▶ _DIRECTION_
Transcribe the records below in full; pictures stay out of the copy.

━━ SUPPLIED DATA ━━

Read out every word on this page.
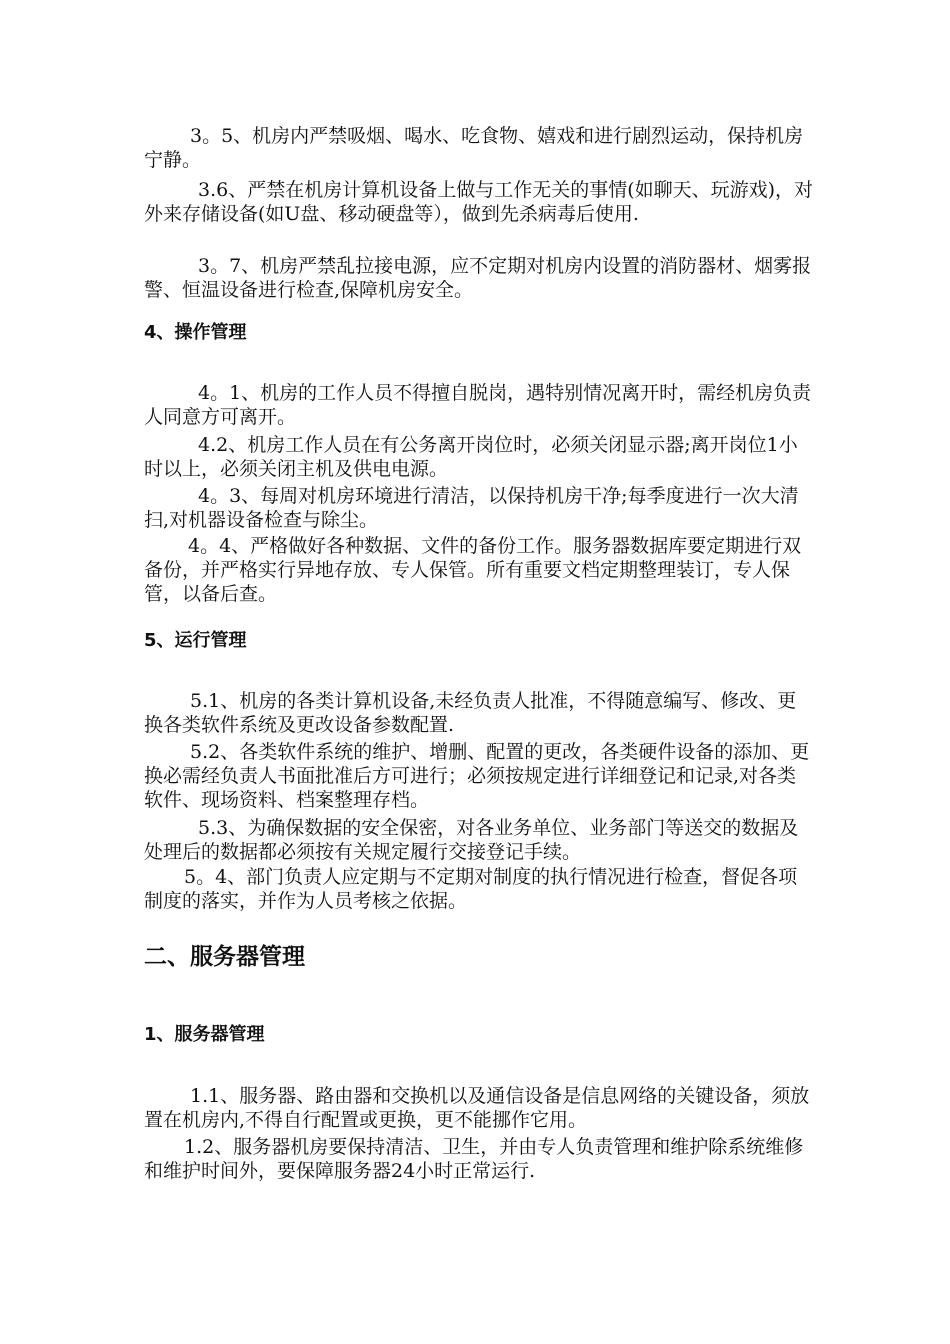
3。5、机房内严禁吸烟、喝水、吃食物、嬉戏和进行剧烈运动，保持机房宁静。

3.6、严禁在机房计算机设备上做与工作无关的事情(如聊天、玩游戏)，对外来存储设备(如U盘、移动硬盘等），做到先杀病毒后使用.

3。7、机房严禁乱拉接电源，应不定期对机房内设置的消防器材、烟雾报警、恒温设备进行检查,保障机房安全。

4、操作管理

4。1、机房的工作人员不得擅自脱岗，遇特别情况离开时，需经机房负责人同意方可离开。

4.2、机房工作人员在有公务离开岗位时，必须关闭显示器;离开岗位1小时以上，必须关闭主机及供电电源。

4。3、每周对机房环境进行清洁，以保持机房干净;每季度进行一次大清扫,对机器设备检查与除尘。

4。4、严格做好各种数据、文件的备份工作。服务器数据库要定期进行双备份，并严格实行异地存放、专人保管。所有重要文档定期整理装订，专人保管，以备后查。

5、运行管理

5.1、机房的各类计算机设备,未经负责人批准，不得随意编写、修改、更换各类软件系统及更改设备参数配置.

5.2、各类软件系统的维护、增删、配置的更改，各类硬件设备的添加、更换必需经负责人书面批准后方可进行；必须按规定进行详细登记和记录,对各类软件、现场资料、档案整理存档。

5.3、为确保数据的安全保密，对各业务单位、业务部门等送交的数据及处理后的数据都必须按有关规定履行交接登记手续。

5。4、部门负责人应定期与不定期对制度的执行情况进行检查，督促各项制度的落实，并作为人员考核之依据。

二、服务器管理
1、服务器管理

1.1、服务器、路由器和交换机以及通信设备是信息网络的关键设备，须放置在机房内,不得自行配置或更换，更不能挪作它用。

1.2、服务器机房要保持清洁、卫生，并由专人负责管理和维护除系统维修和维护时间外，要保障服务器24小时正常运行.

━━━

▶ _EXERCISE SOLUTION_
Read out every word on this page.
3。5、机房内严禁吸烟、喝水、吃食物、嬉戏和进行剧烈运动，保持机房宁静。

3.6、严禁在机房计算机设备上做与工作无关的事情(如聊天、玩游戏)，对外来存储设备(如U盘、移动硬盘等），做到先杀病毒后使用.

3。7、机房严禁乱拉接电源，应不定期对机房内设置的消防器材、烟雾报警、恒温设备进行检查,保障机房安全。

4、操作管理

4。1、机房的工作人员不得擅自脱岗，遇特别情况离开时，需经机房负责人同意方可离开。

4.2、机房工作人员在有公务离开岗位时，必须关闭显示器;离开岗位1小时以上，必须关闭主机及供电电源。

4。3、每周对机房环境进行清洁，以保持机房干净;每季度进行一次大清扫,对机器设备检查与除尘。

4。4、严格做好各种数据、文件的备份工作。服务器数据库要定期进行双备份，并严格实行异地存放、专人保管。所有重要文档定期整理装订，专人保管，以备后查。

5、运行管理

5.1、机房的各类计算机设备,未经负责人批准，不得随意编写、修改、更换各类软件系统及更改设备参数配置.

5.2、各类软件系统的维护、增删、配置的更改，各类硬件设备的添加、更换必需经负责人书面批准后方可进行；必须按规定进行详细登记和记录,对各类软件、现场资料、档案整理存档。

5.3、为确保数据的安全保密，对各业务单位、业务部门等送交的数据及处理后的数据都必须按有关规定履行交接登记手续。

5。4、部门负责人应定期与不定期对制度的执行情况进行检查，督促各项制度的落实，并作为人员考核之依据。

二、服务器管理
1、服务器管理

1.1、服务器、路由器和交换机以及通信设备是信息网络的关键设备，须放置在机房内,不得自行配置或更换，更不能挪作它用。

1.2、服务器机房要保持清洁、卫生，并由专人负责管理和维护除系统维修和维护时间外，要保障服务器24小时正常运行.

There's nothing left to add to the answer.